### Direction 1
From the entries below, pull out the run of lines that opens with the line containing "settings-link[interactable]: 使用 Windows" and closes with the line containing "category-title[interactable]: 轻松使用: [727, 355, 908, 383]", both included, and repeat those lines unchanged.

Modifications, upgrades and repairs, including waterproofing, were required for a number of external and internal areas, sometimes due to concrete erosion or poor design. This included repairs to external walls and the generator room, as well as mezzanines. Another project requiring structural works included:
Discovery Lagoon Filtration System
The filtration system that services the discovery lagoon and level one exhibits, was removed from the ground floor and relocated to a new compliant mezzanine underneath the first floor, to facilitate the repair of the nib wall. The nib wall is the supporting structure of the 750,000 litre holding tank, and is part of the major works.
The relocation of filtration systems will ensure systems are more energy efficient as they do not have to pump water as far. An access platform has been built above the piping to enable staff access and ensure staff safety when servicing the discovery lagoon and ancillary exhibits. These exhibits will currently remain active during the works.
View above and below the platform for discovery lagoon services.
A number of mechanical services required replacing as they had come to the end of their life. Replacements included:
- Mechanical switchboard for creek-water pump, predator tank sand filter system and the wave machine.
- The wave machine included other upgrades to the air delivery system, motors and pneumatic equipment, and new blower motors.
Some hydraulic services were modified, replaced or repaired as part of the retrofit actions in other works, such as the main chilled water piping was upgraded and plumbing, plus pumps, were overhauled in the creek-water intake system.
Building Management System
Upgrades to the building management system are being planned. Critical modifications have been adjusted as part of the main switchboard and power management upgrades.
Reef HQ IT Server
A new IT server was installed and upgrades to NBN, fibre network connections, secure cabinets and uninterrupted power supplies were implemented to upgrade system securities and efficiencies.
Monitoring Water Quality
New equipment has been purchased for monitoring water quality and to determine a baseline. During works, in particular the relocation of boulders and the installation of cofferdams to replace acrylic windows in the coral reef exhibit, any changes or discrepancies in water quality can be identified quickly with solutions implemented to reduce and eliminate stressors to this tank.

### Records for this task

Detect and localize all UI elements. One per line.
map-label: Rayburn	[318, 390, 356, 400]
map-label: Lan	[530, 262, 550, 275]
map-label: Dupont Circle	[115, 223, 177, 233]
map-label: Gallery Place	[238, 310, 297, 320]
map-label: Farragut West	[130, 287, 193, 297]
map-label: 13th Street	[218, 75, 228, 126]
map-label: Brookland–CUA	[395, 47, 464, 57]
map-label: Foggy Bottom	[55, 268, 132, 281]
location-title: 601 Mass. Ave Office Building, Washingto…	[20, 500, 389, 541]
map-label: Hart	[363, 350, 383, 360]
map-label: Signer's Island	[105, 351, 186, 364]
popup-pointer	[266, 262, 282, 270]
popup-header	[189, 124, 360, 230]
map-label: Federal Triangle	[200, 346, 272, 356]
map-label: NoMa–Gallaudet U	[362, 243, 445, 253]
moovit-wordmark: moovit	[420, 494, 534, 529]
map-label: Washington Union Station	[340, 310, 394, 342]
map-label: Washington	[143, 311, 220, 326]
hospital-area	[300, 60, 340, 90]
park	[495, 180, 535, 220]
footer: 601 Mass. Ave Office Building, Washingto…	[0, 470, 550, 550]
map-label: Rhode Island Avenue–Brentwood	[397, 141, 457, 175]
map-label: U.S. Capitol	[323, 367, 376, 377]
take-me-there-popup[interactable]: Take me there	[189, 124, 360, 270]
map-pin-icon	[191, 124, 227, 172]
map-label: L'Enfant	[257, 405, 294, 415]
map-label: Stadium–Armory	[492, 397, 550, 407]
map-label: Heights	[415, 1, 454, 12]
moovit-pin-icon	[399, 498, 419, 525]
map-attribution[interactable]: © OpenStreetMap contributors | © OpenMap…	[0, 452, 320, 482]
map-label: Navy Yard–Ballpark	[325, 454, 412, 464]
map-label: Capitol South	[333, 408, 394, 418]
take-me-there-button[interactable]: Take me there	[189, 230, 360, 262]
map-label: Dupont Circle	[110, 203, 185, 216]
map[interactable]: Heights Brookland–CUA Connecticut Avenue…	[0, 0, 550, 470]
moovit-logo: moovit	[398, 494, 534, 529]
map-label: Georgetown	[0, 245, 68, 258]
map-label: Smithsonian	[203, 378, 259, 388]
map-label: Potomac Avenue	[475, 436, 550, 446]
==
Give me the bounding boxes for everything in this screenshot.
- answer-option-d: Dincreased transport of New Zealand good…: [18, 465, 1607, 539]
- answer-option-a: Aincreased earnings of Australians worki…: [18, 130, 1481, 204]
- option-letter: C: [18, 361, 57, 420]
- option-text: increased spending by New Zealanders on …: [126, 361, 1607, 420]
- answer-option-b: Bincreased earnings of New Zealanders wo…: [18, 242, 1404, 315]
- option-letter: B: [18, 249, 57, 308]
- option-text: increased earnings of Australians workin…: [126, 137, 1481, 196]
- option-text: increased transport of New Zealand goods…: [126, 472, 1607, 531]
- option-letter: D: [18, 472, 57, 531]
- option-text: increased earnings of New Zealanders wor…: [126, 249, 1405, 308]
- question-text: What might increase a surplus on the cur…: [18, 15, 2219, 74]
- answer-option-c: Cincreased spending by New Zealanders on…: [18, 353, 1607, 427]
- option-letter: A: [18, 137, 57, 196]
---
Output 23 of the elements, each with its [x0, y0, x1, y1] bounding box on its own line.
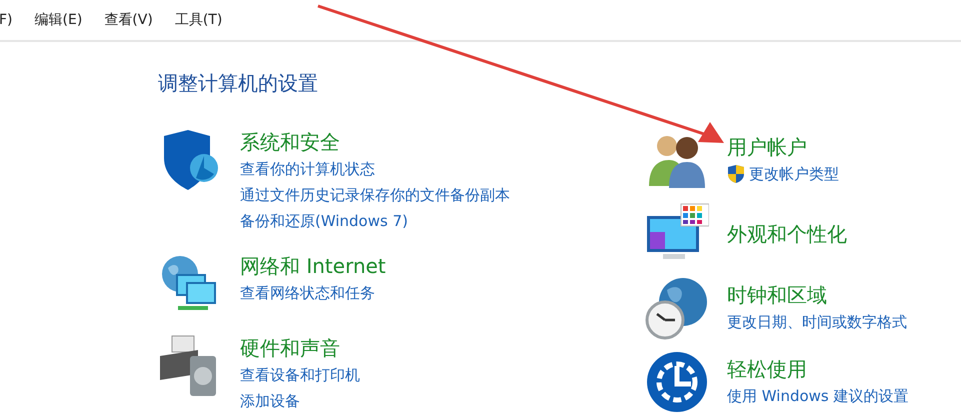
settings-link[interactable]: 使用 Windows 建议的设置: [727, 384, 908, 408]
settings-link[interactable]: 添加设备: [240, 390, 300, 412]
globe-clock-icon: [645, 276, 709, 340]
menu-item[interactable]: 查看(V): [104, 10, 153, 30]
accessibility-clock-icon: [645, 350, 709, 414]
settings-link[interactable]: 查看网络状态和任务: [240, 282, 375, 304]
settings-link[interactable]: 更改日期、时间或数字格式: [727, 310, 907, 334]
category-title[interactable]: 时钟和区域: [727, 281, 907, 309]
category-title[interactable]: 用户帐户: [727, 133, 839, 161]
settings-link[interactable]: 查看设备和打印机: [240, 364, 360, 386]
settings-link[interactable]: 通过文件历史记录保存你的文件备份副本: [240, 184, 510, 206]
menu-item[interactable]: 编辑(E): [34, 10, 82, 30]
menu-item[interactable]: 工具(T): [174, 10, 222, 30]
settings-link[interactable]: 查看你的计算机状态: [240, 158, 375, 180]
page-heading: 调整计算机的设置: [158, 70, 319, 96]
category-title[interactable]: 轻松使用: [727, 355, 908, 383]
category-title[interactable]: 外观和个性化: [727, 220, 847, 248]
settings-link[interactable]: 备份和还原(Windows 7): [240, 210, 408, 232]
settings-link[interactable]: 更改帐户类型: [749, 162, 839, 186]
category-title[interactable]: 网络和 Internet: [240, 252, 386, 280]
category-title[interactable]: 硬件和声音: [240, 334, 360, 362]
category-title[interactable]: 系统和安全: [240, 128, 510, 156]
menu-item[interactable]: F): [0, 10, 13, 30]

### Direction 2
In the Reef HQ works text above, rewrite the part that opens with the words "A number of mechanical" and closes with "power management upgrades.", putting "wave generator" in place of "wave machine".

### Correct response 1
settings-link[interactable]: 使用 Windows 建议的设置: [727, 384, 908, 408]
settings-link[interactable]: 添加设备: [240, 390, 300, 412]
globe-clock-icon: [645, 276, 709, 340]
menu-item[interactable]: 查看(V): [104, 10, 153, 30]
accessibility-clock-icon: [645, 350, 709, 414]
settings-link[interactable]: 查看网络状态和任务: [240, 282, 375, 304]
settings-link[interactable]: 更改日期、时间或数字格式: [727, 310, 907, 334]
category-title[interactable]: 时钟和区域: [727, 281, 907, 309]
category-title[interactable]: 用户帐户: [727, 133, 839, 161]
settings-link[interactable]: 查看设备和打印机: [240, 364, 360, 386]
settings-link[interactable]: 通过文件历史记录保存你的文件备份副本: [240, 184, 510, 206]
menu-item[interactable]: 编辑(E): [34, 10, 82, 30]
menu-item[interactable]: 工具(T): [174, 10, 222, 30]
settings-link[interactable]: 查看你的计算机状态: [240, 158, 375, 180]
page-heading: 调整计算机的设置: [158, 70, 319, 96]
category-title[interactable]: 轻松使用: [727, 355, 908, 383]

### Correct response 2
A number of mechanical services required replacing as they had come to the end of their life. Replacements included:
- Mechanical switchboard for creek-water pump, predator tank sand filter system and the wave generator.
- The wave generator included other upgrades to the air delivery system, motors and pneumatic equipment, and new blower motors.
Some hydraulic services were modified, replaced or repaired as part of the retrofit actions in other works, such as the main chilled water piping was upgraded and plumbing, plus pumps, were overhauled in the creek-water intake system.
Building Management System
Upgrades to the building management system are being planned. Critical modifications have been adjusted as part of the main switchboard and power management upgrades.